Exercise details: Set down every entry word for word. Omit the pictures.

Provided records:
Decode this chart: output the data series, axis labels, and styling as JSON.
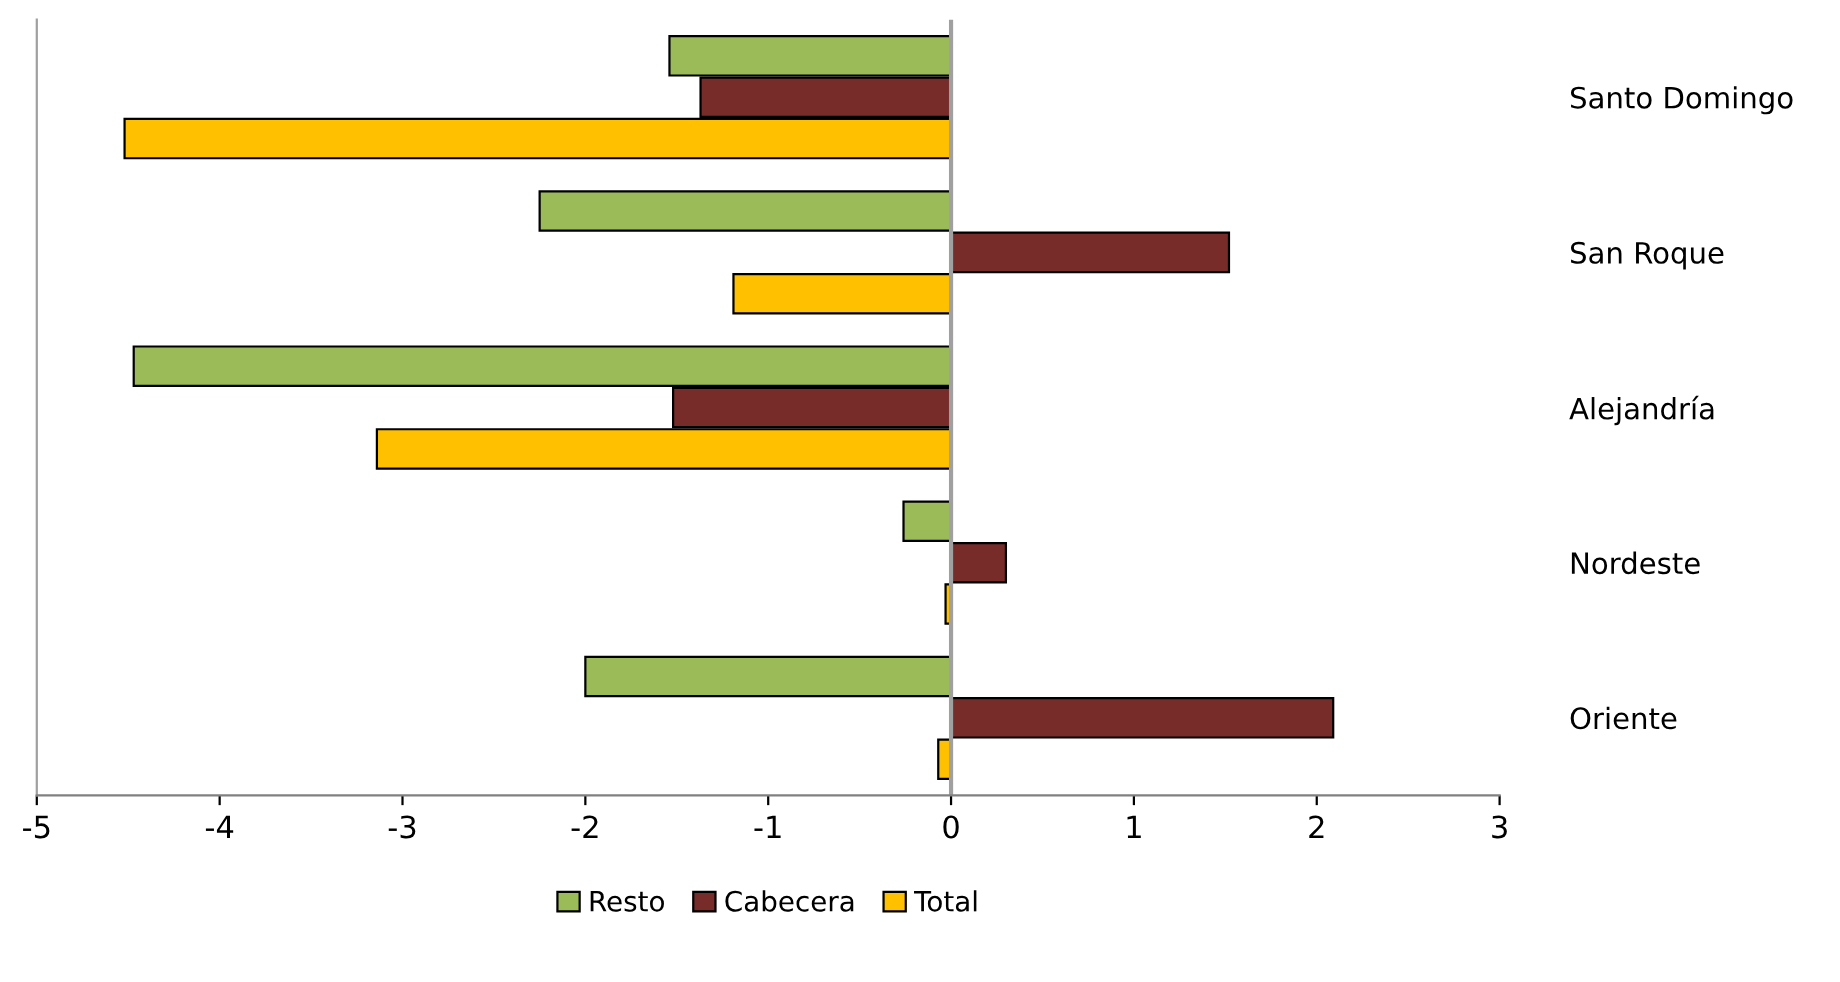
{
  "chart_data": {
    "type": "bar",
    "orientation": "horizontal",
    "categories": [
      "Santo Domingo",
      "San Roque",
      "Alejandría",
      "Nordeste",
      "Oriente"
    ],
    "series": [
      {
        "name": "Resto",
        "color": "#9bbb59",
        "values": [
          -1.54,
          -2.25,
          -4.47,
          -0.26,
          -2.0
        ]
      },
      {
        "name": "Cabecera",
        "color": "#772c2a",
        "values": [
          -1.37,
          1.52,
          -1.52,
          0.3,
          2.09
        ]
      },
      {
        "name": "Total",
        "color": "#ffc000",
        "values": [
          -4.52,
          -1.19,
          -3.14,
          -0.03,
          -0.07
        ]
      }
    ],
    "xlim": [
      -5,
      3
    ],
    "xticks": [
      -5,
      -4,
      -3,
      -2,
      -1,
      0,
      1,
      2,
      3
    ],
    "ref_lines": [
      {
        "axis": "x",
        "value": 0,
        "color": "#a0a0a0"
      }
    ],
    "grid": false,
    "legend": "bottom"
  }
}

The reply:
Decode this chart: output the data series, axis labels, and styling as JSON.
{
  "chart_data": {
    "type": "bar",
    "orientation": "horizontal",
    "categories": [
      "Santo Domingo",
      "San Roque",
      "Alejandría",
      "Nordeste",
      "Oriente"
    ],
    "series": [
      {
        "name": "Resto",
        "color": "#9bbb59",
        "values": [
          -1.54,
          -2.25,
          -4.47,
          -0.26,
          -2.0
        ]
      },
      {
        "name": "Cabecera",
        "color": "#772c2a",
        "values": [
          -1.37,
          1.52,
          -1.52,
          0.3,
          2.09
        ]
      },
      {
        "name": "Total",
        "color": "#ffc000",
        "values": [
          -4.52,
          -1.19,
          -3.14,
          -0.03,
          -0.07
        ]
      }
    ],
    "xlim": [
      -5,
      3
    ],
    "xticks": [
      -5,
      -4,
      -3,
      -2,
      -1,
      0,
      1,
      2,
      3
    ],
    "ref_lines": [
      {
        "axis": "x",
        "value": 0,
        "color": "#a0a0a0"
      }
    ],
    "grid": false,
    "legend": "bottom"
  }
}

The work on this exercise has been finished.